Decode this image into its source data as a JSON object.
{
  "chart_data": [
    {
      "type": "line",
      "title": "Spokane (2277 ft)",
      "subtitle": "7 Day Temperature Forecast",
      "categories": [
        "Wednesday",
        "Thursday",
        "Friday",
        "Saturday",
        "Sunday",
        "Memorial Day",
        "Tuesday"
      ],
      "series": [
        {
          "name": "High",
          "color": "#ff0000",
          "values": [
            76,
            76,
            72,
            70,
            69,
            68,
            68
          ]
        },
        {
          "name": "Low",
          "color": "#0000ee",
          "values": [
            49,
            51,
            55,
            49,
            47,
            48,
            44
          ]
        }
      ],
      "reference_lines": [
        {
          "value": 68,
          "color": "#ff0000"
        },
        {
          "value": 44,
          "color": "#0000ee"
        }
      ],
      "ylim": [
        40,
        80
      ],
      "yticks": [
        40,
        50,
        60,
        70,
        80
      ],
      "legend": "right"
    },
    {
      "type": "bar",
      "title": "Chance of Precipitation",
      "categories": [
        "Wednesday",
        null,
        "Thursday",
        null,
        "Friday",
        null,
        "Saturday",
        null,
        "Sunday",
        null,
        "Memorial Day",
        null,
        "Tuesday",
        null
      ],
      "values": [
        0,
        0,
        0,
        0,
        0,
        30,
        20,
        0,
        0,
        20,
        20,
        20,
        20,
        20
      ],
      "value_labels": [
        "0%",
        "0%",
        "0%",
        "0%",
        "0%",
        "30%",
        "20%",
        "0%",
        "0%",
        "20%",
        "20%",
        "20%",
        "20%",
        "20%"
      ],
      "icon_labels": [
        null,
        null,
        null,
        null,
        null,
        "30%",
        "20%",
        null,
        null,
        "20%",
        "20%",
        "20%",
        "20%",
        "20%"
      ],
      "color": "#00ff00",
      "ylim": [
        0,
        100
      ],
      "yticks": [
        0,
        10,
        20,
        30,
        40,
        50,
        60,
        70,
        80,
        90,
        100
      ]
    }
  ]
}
____________________
• [WHAT THE TASK ASKS]: Go through the records above and retype each one exactly.

• [RESPONSE]:
Decode this image into its source data as a JSON object.
{
  "chart_data": [
    {
      "type": "line",
      "title": "Spokane (2277 ft)",
      "subtitle": "7 Day Temperature Forecast",
      "categories": [
        "Wednesday",
        "Thursday",
        "Friday",
        "Saturday",
        "Sunday",
        "Memorial Day",
        "Tuesday"
      ],
      "series": [
        {
          "name": "High",
          "color": "#ff0000",
          "values": [
            76,
            76,
            72,
            70,
            69,
            68,
            68
          ]
        },
        {
          "name": "Low",
          "color": "#0000ee",
          "values": [
            49,
            51,
            55,
            49,
            47,
            48,
            44
          ]
        }
      ],
      "reference_lines": [
        {
          "value": 68,
          "color": "#ff0000"
        },
        {
          "value": 44,
          "color": "#0000ee"
        }
      ],
      "ylim": [
        40,
        80
      ],
      "yticks": [
        40,
        50,
        60,
        70,
        80
      ],
      "legend": "right"
    },
    {
      "type": "bar",
      "title": "Chance of Precipitation",
      "categories": [
        "Wednesday",
        null,
        "Thursday",
        null,
        "Friday",
        null,
        "Saturday",
        null,
        "Sunday",
        null,
        "Memorial Day",
        null,
        "Tuesday",
        null
      ],
      "values": [
        0,
        0,
        0,
        0,
        0,
        30,
        20,
        0,
        0,
        20,
        20,
        20,
        20,
        20
      ],
      "value_labels": [
        "0%",
        "0%",
        "0%",
        "0%",
        "0%",
        "30%",
        "20%",
        "0%",
        "0%",
        "20%",
        "20%",
        "20%",
        "20%",
        "20%"
      ],
      "icon_labels": [
        null,
        null,
        null,
        null,
        null,
        "30%",
        "20%",
        null,
        null,
        "20%",
        "20%",
        "20%",
        "20%",
        "20%"
      ],
      "color": "#00ff00",
      "ylim": [
        0,
        100
      ],
      "yticks": [
        0,
        10,
        20,
        30,
        40,
        50,
        60,
        70,
        80,
        90,
        100
      ]
    }
  ]
}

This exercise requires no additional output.